Where a line in the listing below holds the word "people", count that line; give the total alone.

* * * * * * * * *

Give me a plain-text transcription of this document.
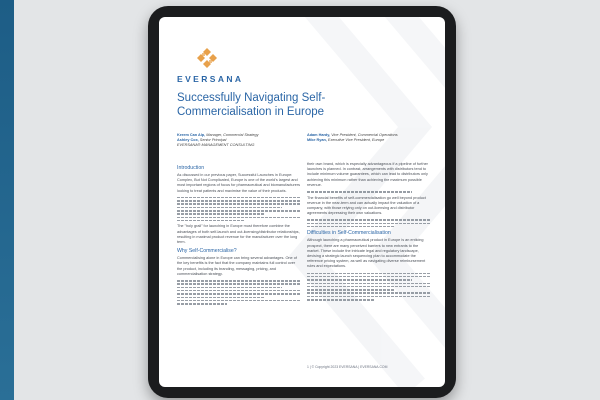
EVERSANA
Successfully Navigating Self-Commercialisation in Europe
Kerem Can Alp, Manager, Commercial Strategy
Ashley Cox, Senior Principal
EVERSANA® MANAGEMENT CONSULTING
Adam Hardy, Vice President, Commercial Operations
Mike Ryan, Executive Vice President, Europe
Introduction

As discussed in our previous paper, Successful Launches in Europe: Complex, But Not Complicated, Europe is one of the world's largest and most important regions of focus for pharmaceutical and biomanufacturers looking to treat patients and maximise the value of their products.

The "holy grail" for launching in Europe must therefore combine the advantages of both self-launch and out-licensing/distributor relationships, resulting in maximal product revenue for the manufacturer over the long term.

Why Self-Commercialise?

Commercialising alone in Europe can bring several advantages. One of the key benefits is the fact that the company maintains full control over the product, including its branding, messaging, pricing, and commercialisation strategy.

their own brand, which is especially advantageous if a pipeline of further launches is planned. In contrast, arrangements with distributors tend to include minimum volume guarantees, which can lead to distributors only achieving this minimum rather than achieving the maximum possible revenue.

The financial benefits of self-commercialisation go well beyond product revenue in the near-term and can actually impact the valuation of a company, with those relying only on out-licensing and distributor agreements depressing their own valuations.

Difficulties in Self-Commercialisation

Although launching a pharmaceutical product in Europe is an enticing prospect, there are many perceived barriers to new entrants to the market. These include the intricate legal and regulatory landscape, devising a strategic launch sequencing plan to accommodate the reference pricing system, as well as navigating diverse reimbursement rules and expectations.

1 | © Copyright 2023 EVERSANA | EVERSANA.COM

* * * * * * * * *

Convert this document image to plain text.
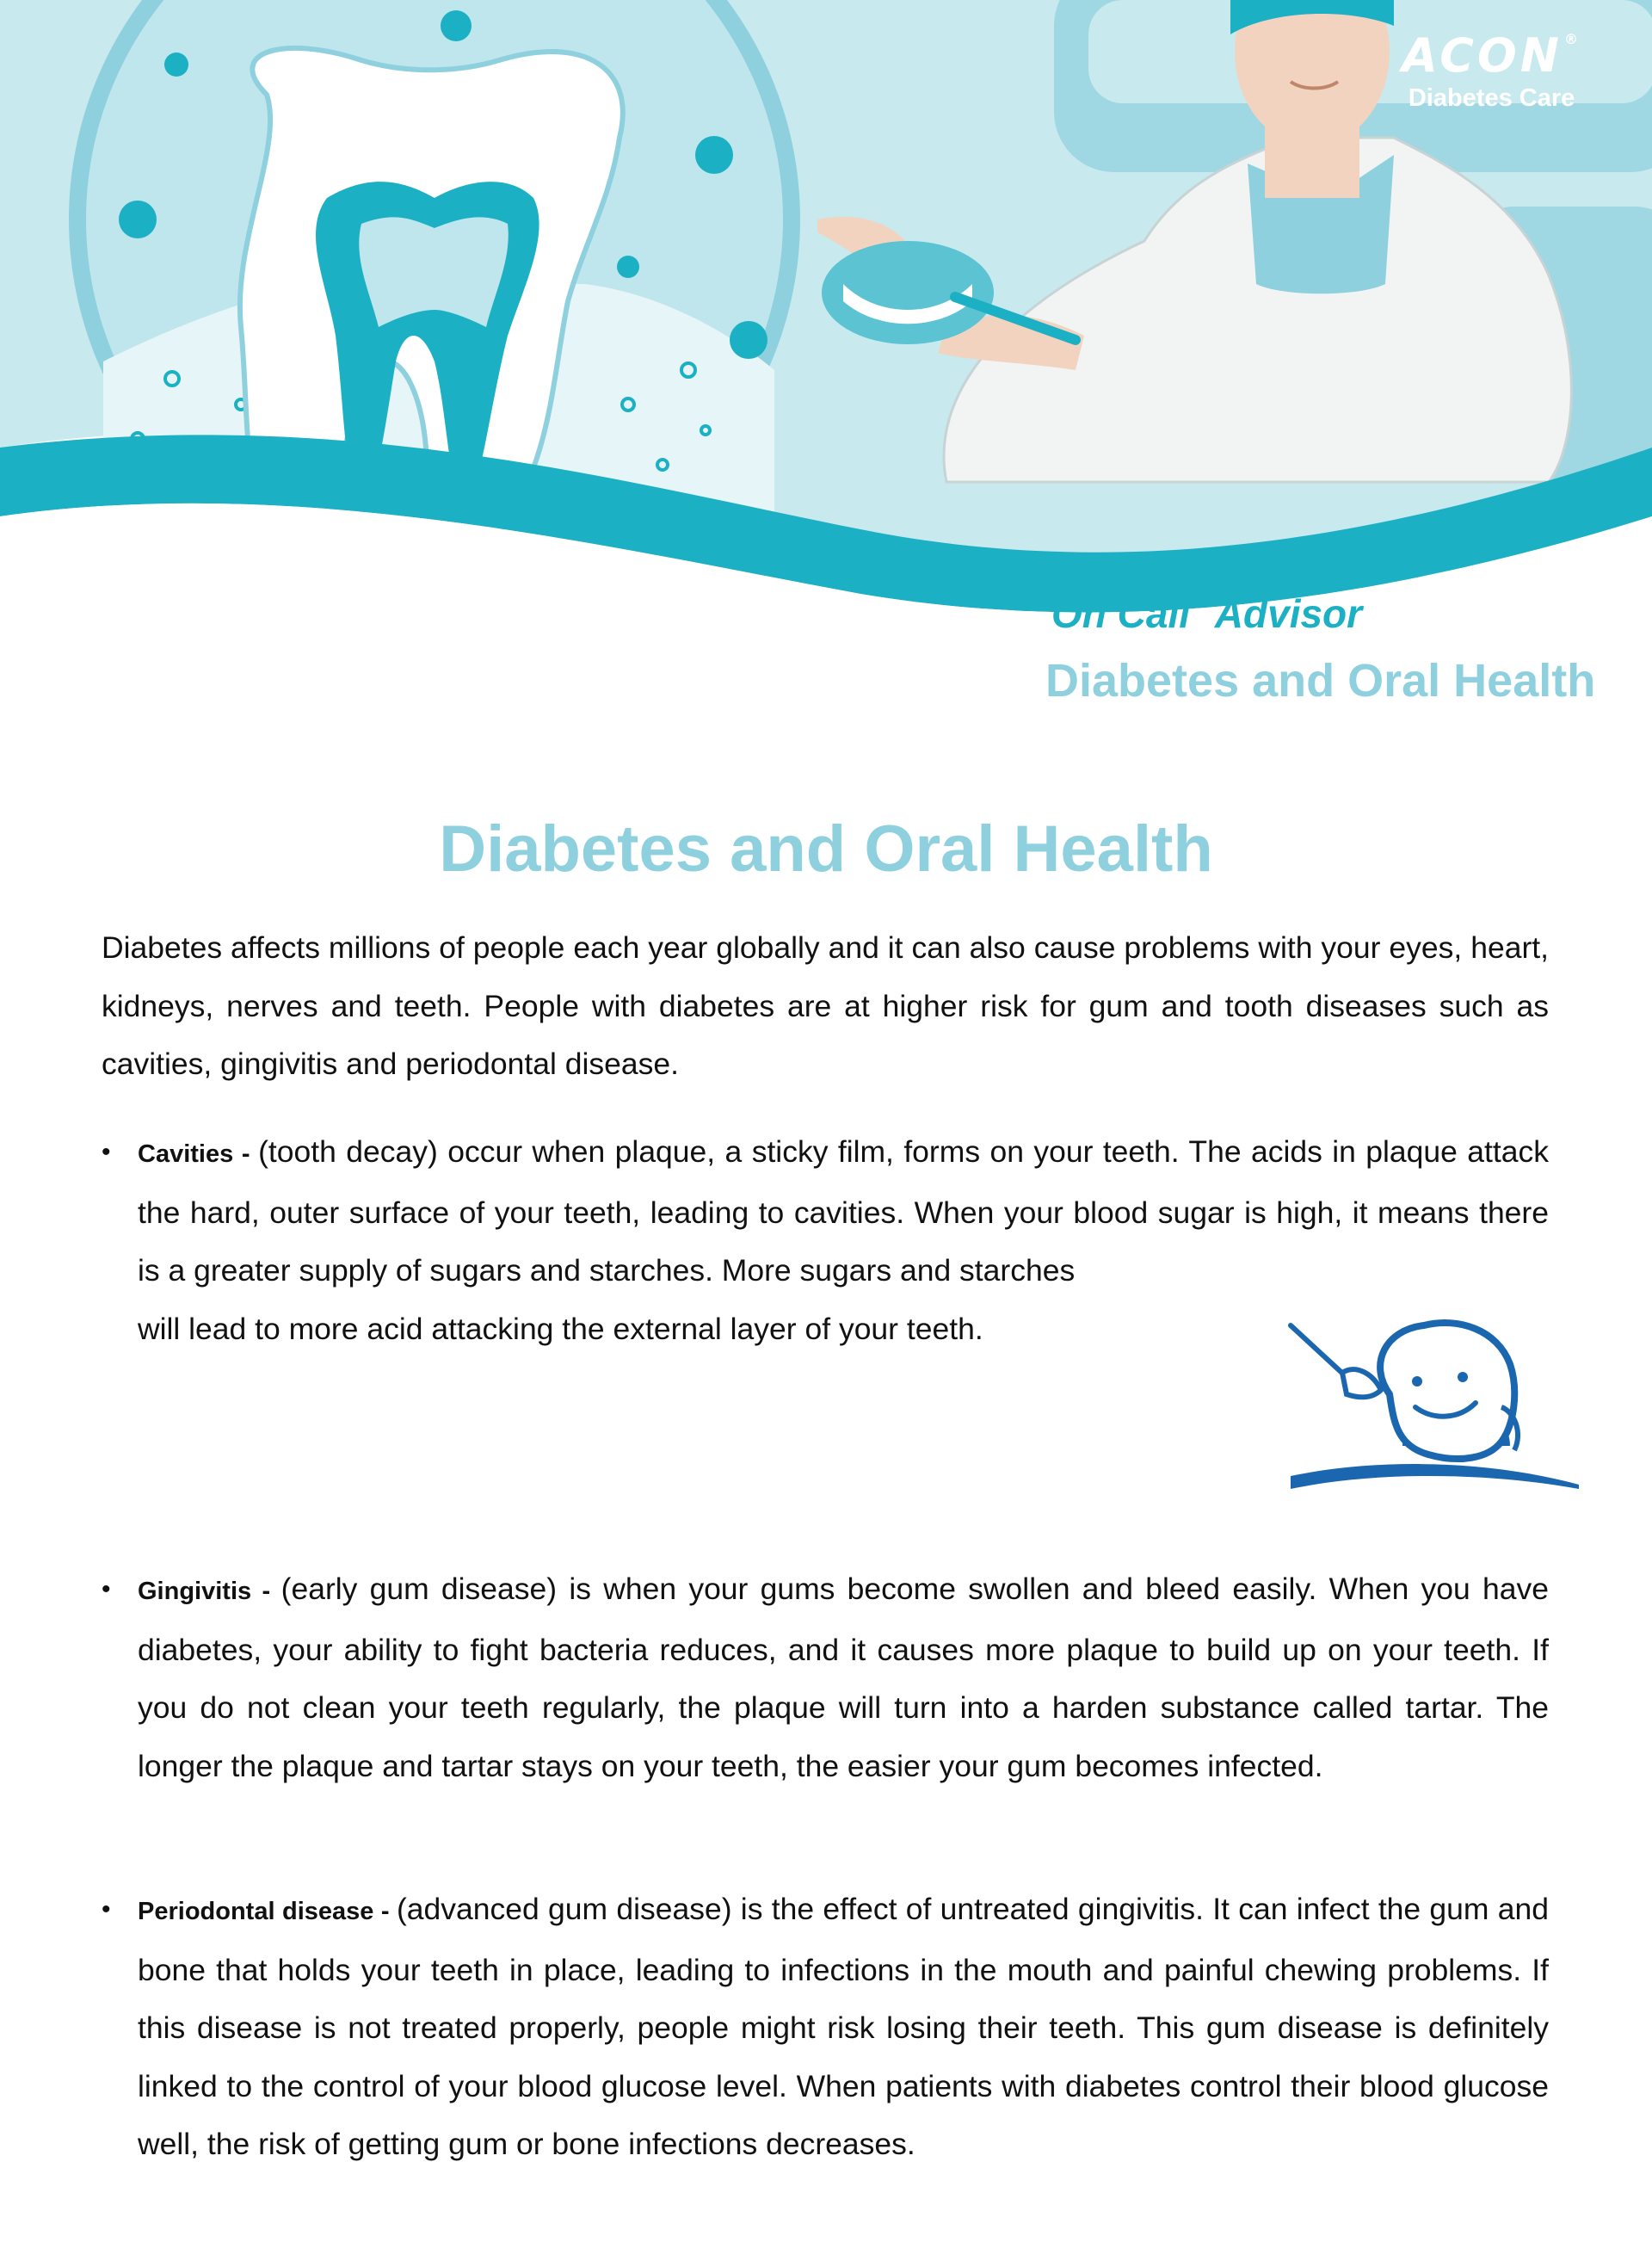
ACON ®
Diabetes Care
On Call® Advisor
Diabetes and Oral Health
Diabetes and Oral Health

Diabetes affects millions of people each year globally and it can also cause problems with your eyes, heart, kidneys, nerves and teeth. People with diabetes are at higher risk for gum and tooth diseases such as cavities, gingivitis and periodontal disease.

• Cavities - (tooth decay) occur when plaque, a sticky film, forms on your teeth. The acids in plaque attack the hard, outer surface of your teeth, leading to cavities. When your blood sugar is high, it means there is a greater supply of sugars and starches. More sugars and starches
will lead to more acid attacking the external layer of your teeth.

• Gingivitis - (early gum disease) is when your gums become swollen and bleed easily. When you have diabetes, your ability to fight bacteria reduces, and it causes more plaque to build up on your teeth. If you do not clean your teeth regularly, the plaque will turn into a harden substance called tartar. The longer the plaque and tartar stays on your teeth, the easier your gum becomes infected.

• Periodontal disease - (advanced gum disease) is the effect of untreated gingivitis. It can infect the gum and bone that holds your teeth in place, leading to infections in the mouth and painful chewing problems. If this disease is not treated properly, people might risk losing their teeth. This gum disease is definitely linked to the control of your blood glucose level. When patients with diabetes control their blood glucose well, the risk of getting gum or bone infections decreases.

* * * * * * * * *

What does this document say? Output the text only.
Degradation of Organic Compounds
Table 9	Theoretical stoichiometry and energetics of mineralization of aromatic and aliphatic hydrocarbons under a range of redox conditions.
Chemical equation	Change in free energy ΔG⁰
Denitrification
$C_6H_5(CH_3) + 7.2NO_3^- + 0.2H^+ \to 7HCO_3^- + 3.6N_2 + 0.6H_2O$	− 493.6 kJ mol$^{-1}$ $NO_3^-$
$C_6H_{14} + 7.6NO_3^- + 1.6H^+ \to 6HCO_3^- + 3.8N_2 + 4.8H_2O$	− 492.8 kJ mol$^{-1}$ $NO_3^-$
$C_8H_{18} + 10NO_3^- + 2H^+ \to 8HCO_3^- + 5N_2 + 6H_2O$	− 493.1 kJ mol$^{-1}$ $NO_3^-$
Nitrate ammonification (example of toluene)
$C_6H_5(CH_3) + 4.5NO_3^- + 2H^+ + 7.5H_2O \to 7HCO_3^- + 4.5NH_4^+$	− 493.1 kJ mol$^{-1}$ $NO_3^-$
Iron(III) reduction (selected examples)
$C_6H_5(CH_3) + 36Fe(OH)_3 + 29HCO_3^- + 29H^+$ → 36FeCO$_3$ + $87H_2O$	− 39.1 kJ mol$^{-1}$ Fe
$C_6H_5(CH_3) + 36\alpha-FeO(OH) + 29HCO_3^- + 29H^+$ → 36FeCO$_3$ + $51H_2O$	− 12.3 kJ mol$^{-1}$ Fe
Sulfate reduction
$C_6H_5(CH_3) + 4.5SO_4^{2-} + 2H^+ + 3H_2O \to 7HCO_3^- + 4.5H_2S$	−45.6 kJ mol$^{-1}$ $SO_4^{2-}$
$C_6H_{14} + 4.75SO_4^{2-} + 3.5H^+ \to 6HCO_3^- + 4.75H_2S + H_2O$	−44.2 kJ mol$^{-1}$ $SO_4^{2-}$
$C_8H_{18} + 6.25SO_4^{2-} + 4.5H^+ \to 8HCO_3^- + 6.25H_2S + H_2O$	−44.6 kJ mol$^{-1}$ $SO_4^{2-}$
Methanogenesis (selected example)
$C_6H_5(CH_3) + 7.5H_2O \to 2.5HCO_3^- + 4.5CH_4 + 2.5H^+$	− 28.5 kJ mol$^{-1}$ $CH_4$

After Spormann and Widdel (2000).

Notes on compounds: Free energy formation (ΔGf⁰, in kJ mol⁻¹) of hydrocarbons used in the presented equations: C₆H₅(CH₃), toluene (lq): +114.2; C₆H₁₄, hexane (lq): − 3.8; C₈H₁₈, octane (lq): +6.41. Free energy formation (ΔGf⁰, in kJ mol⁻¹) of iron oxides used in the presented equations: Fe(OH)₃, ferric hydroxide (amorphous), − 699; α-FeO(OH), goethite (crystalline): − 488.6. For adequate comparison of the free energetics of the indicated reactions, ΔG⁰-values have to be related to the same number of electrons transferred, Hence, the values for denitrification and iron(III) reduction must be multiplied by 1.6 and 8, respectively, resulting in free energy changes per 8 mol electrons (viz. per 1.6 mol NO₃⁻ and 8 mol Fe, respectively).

* * * * * * * * *

- [EXERCISE SOLUTION] 2